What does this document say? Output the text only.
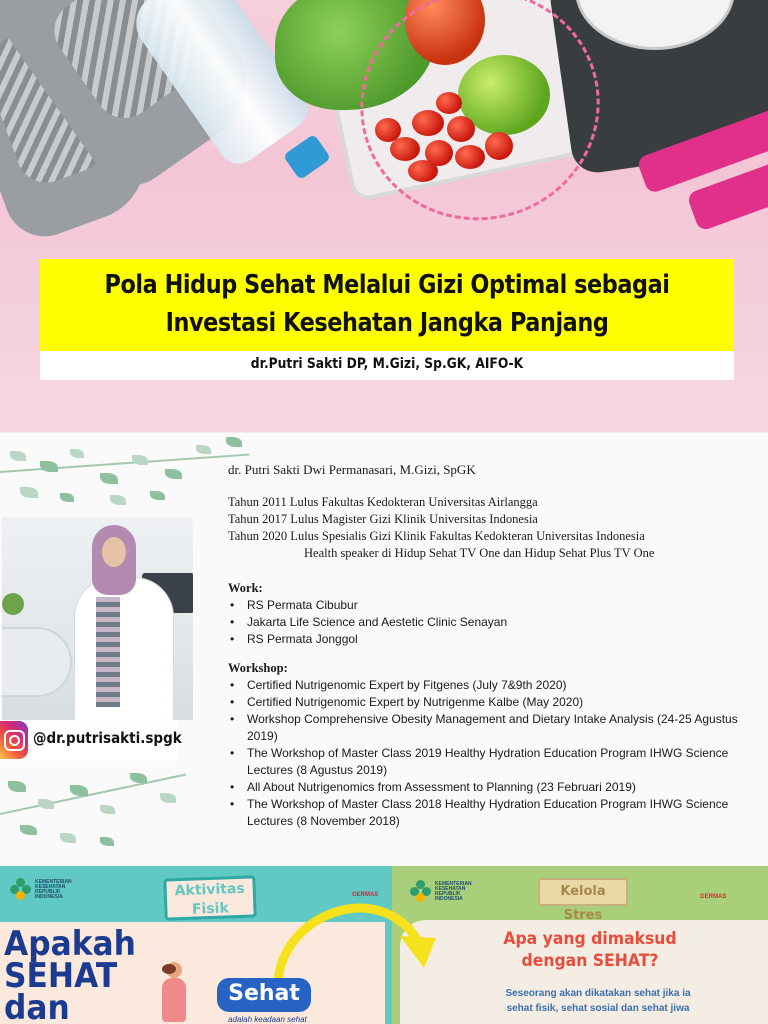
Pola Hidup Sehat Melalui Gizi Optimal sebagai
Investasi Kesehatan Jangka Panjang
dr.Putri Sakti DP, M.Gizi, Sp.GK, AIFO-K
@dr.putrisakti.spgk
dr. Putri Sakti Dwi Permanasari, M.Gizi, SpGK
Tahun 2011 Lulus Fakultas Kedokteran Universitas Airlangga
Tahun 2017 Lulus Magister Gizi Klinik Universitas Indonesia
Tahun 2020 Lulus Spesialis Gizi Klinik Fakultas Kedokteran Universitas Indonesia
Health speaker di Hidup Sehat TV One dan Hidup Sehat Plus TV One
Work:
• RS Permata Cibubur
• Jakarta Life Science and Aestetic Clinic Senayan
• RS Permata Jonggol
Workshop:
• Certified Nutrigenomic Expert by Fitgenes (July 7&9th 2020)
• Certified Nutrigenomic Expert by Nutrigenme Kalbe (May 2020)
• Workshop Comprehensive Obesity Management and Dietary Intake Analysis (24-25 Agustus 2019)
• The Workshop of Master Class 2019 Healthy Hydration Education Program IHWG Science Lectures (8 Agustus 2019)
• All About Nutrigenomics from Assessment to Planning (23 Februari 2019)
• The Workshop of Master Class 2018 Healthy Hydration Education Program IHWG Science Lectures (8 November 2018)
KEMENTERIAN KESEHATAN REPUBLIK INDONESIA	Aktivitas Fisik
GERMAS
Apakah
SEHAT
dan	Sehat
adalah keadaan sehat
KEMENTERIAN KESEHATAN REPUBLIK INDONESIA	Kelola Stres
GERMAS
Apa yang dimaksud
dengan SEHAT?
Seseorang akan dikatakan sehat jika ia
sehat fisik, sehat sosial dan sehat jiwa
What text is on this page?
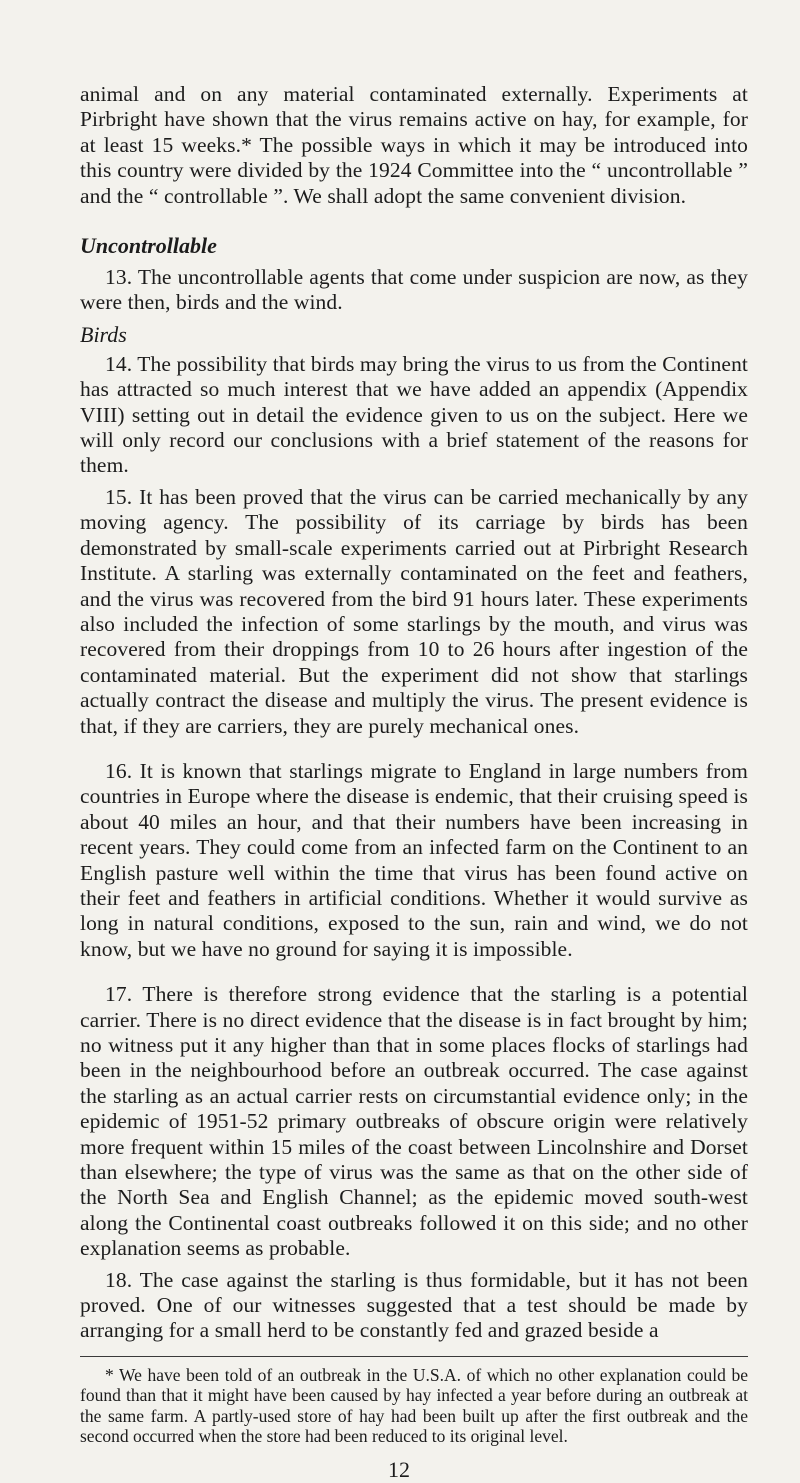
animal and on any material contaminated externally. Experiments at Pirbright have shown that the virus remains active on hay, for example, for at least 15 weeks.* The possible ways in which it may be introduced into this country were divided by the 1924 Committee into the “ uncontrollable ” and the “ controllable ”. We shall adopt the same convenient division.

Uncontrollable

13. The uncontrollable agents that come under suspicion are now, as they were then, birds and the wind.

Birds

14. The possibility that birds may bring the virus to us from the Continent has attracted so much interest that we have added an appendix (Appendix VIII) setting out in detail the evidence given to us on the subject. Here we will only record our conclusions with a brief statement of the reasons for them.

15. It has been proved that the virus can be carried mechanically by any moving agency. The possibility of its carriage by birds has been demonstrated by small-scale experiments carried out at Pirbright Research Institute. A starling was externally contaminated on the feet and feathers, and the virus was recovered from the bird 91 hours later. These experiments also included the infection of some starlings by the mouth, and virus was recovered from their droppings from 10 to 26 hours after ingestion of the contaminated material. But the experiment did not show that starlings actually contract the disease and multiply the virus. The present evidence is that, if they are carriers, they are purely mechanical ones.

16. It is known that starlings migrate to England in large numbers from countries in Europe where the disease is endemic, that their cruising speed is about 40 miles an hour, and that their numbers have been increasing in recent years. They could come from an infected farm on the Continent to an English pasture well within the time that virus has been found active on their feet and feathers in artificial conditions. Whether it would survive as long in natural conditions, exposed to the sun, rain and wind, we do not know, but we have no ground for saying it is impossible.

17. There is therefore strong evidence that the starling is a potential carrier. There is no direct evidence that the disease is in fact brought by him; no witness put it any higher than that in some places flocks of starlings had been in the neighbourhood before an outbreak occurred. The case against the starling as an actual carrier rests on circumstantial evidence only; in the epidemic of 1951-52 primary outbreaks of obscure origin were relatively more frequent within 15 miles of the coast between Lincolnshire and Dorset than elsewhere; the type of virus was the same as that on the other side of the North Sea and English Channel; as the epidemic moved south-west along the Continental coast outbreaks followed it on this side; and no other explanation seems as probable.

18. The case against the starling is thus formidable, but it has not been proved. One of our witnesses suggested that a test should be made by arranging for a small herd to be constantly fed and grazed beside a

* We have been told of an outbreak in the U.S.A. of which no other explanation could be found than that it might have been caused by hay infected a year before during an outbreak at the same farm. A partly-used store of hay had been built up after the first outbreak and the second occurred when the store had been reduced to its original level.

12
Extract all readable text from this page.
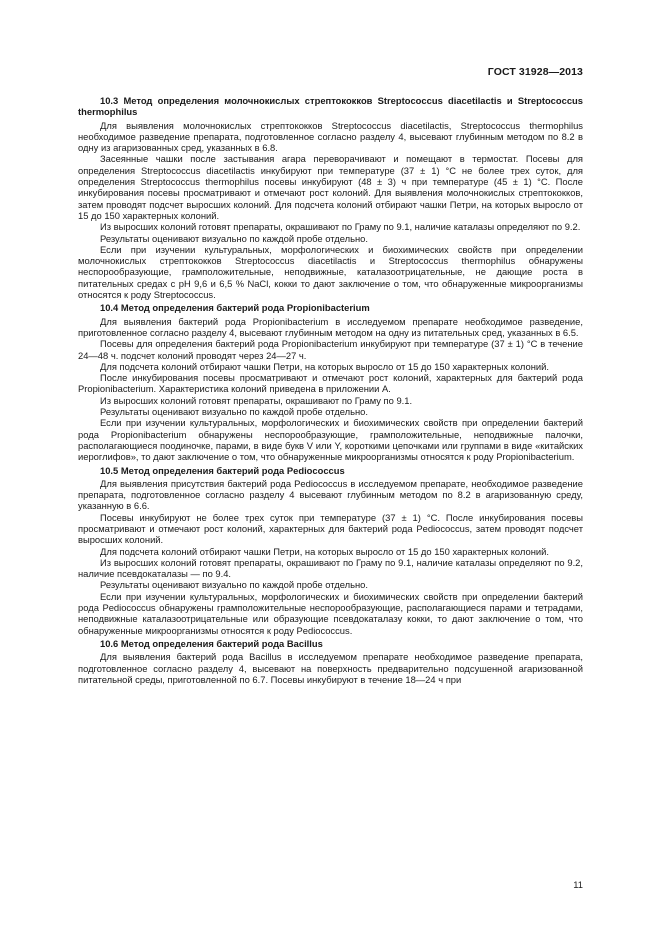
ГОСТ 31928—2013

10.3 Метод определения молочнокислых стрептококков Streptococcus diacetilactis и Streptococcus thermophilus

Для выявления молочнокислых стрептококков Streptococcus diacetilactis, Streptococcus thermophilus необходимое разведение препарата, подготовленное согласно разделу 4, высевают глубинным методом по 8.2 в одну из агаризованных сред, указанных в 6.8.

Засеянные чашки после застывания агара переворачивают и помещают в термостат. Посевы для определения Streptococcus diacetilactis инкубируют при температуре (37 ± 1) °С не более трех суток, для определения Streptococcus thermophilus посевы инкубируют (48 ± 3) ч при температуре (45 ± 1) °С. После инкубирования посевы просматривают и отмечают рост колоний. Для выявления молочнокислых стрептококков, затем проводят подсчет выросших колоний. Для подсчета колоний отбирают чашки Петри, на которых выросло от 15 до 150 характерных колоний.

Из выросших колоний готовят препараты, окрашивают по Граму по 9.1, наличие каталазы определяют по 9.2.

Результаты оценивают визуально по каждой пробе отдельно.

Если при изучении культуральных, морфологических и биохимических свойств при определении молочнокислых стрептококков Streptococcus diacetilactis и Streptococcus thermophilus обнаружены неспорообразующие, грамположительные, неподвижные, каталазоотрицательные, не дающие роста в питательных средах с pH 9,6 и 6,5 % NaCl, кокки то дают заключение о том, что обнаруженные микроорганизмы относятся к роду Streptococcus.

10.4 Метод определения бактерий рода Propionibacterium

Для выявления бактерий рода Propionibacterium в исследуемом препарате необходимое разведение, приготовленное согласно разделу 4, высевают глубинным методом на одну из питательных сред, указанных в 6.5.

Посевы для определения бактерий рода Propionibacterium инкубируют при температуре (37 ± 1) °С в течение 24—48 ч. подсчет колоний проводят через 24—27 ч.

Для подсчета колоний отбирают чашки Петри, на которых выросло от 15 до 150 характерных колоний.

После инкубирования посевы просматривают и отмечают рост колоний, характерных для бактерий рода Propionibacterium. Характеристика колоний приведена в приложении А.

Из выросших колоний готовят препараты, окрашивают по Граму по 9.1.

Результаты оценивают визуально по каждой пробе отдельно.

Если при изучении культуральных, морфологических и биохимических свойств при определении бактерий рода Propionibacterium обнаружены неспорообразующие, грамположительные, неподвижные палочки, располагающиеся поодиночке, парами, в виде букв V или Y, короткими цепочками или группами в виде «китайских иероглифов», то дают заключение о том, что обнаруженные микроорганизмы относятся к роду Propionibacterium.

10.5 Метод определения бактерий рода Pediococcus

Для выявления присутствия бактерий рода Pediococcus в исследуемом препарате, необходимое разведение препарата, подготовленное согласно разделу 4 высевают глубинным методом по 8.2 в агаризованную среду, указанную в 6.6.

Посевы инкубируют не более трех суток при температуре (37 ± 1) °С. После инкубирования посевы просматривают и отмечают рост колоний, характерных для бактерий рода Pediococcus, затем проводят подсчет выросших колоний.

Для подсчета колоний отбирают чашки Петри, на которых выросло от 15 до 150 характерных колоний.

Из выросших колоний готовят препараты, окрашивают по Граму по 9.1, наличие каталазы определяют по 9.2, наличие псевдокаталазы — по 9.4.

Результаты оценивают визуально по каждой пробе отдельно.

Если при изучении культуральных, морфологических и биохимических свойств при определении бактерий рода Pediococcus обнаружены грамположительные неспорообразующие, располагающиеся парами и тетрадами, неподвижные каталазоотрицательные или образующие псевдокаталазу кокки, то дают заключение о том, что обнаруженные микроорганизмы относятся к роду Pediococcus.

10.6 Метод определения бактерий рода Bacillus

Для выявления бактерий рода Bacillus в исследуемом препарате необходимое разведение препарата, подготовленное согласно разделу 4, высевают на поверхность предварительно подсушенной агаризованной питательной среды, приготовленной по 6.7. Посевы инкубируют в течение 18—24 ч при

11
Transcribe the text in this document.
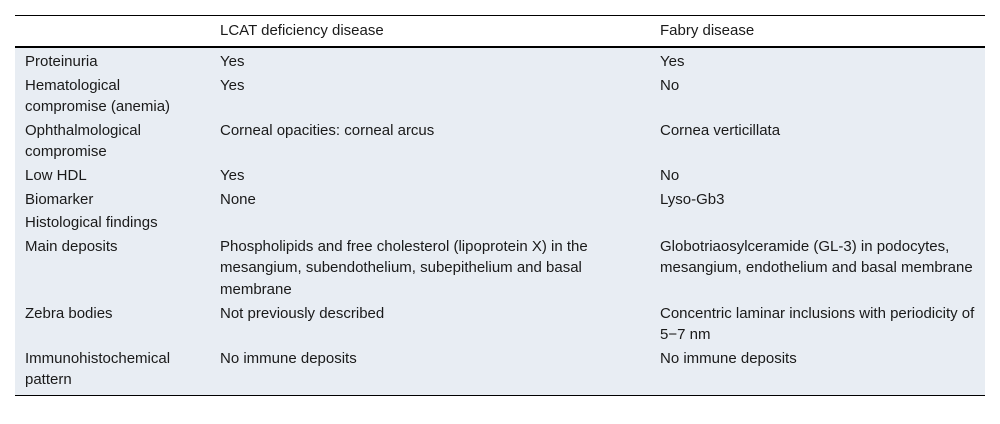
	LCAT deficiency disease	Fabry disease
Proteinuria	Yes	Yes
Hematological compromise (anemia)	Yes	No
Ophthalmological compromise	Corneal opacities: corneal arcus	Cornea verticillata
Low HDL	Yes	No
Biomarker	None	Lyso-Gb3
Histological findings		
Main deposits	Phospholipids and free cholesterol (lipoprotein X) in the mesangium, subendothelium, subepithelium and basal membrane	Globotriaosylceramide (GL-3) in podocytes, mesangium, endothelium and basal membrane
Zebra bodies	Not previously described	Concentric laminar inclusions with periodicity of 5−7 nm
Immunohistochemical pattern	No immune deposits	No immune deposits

ACTIVITY. Only the lines from the one containing "Transcribe the text in this document." through the final line of the records should be transcribed, exactly and with no pictures.

REPLY TO THE EXERCISE.
Transcribe the text in this document.
	LCAT deficiency disease	Fabry disease
Proteinuria	Yes	Yes
Hematological compromise (anemia)	Yes	No
Ophthalmological compromise	Corneal opacities: corneal arcus	Cornea verticillata
Low HDL	Yes	No
Biomarker	None	Lyso-Gb3
Histological findings		
Main deposits	Phospholipids and free cholesterol (lipoprotein X) in the mesangium, subendothelium, subepithelium and basal membrane	Globotriaosylceramide (GL-3) in podocytes, mesangium, endothelium and basal membrane
Zebra bodies	Not previously described	Concentric laminar inclusions with periodicity of 5−7 nm
Immunohistochemical pattern	No immune deposits	No immune deposits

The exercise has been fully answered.